Gather up every line from the entries below that uses the word "citation".

= = = = =

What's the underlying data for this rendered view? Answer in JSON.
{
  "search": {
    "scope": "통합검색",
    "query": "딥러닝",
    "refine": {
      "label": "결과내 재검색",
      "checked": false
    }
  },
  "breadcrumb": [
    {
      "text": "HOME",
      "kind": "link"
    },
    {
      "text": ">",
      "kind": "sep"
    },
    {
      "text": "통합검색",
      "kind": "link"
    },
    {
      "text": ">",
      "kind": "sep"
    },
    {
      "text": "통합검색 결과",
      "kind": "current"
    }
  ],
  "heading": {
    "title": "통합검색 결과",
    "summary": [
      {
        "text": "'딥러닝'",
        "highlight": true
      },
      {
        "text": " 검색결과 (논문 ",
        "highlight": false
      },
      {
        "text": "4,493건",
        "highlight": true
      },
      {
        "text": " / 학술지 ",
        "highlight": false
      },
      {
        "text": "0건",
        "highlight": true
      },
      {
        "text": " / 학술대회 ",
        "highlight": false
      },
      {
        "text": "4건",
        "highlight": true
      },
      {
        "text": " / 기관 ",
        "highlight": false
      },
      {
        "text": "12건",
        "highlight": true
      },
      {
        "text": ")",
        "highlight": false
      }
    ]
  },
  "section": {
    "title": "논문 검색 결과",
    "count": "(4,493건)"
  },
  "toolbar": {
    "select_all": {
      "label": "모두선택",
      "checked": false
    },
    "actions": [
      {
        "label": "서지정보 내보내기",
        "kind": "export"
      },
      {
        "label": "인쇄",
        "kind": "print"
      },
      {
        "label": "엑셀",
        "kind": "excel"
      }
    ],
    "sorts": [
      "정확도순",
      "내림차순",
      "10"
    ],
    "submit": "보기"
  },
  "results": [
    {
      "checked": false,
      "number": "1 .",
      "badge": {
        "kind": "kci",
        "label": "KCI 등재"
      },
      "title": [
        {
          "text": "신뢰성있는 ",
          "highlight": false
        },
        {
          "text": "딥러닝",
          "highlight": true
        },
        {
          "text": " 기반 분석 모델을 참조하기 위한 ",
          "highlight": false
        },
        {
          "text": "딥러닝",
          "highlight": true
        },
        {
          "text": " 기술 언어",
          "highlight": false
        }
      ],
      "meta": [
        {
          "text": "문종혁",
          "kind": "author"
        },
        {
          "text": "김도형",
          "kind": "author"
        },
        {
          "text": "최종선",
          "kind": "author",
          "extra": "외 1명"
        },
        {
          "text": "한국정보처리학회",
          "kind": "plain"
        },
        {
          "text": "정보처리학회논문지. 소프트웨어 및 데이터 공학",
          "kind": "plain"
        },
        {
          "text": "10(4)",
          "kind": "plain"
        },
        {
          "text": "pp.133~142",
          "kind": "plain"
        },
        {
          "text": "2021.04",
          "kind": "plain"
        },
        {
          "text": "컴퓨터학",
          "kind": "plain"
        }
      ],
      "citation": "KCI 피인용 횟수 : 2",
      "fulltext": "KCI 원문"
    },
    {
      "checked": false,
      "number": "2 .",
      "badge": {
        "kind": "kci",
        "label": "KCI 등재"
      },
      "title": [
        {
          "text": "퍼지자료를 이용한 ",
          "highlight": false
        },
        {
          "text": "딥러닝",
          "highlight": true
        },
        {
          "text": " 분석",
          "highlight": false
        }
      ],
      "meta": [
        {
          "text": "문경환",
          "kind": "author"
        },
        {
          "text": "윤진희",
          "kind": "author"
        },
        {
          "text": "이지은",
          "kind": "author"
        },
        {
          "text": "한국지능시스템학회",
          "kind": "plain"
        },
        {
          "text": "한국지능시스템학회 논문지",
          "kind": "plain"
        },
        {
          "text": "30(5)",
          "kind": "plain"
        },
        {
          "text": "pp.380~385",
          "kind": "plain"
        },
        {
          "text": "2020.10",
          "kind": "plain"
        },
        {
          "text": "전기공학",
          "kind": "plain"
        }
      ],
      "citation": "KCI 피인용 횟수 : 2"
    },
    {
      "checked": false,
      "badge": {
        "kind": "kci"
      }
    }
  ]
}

= = = = =

## ANSWER
      "citation": "KCI 피인용 횟수 : 2",
      "citation": "KCI 피인용 횟수 : 2"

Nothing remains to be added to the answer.